**** DATA SUPPLIED ****

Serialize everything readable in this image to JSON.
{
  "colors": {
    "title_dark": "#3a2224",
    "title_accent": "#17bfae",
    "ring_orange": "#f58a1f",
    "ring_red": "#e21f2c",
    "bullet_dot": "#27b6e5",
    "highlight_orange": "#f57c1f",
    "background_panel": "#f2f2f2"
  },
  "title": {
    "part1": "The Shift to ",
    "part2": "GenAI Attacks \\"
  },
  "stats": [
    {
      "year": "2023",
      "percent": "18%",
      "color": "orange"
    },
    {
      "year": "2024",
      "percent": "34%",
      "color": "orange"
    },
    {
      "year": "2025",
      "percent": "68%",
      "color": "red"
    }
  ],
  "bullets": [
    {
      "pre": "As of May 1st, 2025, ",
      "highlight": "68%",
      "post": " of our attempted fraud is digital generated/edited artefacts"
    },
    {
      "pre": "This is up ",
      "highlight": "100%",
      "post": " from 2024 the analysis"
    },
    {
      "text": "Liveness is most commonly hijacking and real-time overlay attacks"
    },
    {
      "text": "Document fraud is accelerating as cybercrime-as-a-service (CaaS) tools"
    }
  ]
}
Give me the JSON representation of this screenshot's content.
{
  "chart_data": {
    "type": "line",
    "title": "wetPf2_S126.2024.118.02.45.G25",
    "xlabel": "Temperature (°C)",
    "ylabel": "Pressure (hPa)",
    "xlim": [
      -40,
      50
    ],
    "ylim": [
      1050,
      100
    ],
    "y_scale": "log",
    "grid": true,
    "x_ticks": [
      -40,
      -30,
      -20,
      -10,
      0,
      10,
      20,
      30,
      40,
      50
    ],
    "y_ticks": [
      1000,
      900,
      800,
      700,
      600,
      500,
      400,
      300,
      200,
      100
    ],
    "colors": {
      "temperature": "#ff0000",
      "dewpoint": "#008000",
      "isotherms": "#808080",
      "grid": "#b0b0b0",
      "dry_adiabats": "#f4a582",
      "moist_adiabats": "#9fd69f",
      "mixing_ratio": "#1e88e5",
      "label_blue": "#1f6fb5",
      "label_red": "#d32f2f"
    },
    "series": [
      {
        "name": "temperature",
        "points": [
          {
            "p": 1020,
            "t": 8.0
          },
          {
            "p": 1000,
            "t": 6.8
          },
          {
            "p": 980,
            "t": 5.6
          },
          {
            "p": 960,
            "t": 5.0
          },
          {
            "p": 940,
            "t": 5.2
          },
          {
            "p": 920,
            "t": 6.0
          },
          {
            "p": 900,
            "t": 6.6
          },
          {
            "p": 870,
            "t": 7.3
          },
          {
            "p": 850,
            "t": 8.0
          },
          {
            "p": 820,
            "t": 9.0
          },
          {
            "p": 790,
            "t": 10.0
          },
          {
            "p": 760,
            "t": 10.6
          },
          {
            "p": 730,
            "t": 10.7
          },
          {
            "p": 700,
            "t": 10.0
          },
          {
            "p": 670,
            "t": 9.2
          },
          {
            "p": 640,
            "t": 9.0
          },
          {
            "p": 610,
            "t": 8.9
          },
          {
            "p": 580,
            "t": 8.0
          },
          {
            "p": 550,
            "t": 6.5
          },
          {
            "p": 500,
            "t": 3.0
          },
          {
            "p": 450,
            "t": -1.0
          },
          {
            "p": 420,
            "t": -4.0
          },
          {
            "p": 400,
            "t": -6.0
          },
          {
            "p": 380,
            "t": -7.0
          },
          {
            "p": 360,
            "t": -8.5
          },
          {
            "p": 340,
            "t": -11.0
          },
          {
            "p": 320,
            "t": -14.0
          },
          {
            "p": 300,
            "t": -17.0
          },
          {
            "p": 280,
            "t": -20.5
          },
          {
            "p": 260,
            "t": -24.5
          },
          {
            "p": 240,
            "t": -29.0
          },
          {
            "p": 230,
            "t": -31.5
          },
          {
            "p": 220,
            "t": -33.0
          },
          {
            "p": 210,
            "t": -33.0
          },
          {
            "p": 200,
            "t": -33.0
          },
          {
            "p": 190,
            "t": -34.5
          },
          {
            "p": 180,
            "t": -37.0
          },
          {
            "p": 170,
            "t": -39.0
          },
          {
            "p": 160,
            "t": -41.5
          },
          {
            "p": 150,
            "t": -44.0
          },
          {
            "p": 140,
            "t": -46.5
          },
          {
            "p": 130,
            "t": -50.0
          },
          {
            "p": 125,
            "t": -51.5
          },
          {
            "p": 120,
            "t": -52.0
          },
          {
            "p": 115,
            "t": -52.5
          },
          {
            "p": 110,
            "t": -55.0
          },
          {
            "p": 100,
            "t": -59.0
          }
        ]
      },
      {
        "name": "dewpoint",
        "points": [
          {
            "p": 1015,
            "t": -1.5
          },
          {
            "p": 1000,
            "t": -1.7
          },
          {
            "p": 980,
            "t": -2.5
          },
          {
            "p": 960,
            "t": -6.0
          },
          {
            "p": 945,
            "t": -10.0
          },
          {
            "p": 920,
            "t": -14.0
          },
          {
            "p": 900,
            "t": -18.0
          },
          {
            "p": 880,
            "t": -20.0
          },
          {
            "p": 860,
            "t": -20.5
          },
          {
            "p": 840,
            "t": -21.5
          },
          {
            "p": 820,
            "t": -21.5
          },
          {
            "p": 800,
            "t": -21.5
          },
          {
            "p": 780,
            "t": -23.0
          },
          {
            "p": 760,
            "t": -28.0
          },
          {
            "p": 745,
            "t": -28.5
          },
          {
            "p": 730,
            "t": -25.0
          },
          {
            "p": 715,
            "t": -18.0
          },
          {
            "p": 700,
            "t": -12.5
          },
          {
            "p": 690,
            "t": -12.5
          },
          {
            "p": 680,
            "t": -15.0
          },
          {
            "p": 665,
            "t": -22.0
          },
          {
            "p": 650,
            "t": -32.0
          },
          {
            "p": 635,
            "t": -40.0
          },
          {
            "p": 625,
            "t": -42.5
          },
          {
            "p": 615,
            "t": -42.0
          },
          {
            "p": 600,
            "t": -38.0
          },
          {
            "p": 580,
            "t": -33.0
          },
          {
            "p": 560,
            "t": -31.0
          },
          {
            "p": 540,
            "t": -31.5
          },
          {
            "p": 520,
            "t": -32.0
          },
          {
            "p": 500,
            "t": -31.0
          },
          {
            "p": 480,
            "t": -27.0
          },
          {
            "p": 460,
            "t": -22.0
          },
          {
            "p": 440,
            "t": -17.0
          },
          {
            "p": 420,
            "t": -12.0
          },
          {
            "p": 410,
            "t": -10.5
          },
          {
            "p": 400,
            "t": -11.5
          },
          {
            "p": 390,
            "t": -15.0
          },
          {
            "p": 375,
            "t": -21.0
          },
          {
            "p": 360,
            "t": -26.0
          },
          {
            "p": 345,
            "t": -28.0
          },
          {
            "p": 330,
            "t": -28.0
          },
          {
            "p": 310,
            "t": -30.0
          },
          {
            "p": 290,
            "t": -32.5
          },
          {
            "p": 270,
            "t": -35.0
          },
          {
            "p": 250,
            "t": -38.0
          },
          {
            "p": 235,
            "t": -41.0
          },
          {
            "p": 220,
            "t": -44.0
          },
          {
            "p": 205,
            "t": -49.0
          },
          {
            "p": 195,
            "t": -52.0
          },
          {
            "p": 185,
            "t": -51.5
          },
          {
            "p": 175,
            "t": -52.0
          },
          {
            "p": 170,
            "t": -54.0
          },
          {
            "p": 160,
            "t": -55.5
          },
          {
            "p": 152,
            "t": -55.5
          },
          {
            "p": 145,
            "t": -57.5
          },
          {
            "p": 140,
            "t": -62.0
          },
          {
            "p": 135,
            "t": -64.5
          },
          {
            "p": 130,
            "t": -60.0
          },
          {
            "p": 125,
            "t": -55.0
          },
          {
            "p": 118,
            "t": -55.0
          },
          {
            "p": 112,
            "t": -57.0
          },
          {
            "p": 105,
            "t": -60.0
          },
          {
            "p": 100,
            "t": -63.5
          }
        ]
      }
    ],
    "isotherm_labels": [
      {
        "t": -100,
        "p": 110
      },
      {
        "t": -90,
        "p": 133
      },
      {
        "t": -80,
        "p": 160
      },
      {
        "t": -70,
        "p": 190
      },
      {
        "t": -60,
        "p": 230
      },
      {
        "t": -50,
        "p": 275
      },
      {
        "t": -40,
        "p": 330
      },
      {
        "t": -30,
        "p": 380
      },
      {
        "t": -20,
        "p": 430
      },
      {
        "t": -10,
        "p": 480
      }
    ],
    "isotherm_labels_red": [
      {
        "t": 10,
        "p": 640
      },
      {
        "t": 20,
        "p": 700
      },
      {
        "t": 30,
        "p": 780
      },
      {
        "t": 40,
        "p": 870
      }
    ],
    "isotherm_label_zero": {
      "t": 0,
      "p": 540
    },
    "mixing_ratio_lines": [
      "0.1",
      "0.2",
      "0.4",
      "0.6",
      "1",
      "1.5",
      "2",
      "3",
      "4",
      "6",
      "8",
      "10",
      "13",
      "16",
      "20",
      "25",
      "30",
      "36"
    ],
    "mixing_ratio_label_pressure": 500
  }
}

****

**GIVEN PROBLEM**
Search the entries for the word "fraud" and gather every line where it appears.

**RESULT**
      "post": " of our attempted fraud is digital generated/edited artefacts"
      "text": "Document fraud is accelerating as cybercrime-as-a-service (CaaS) tools"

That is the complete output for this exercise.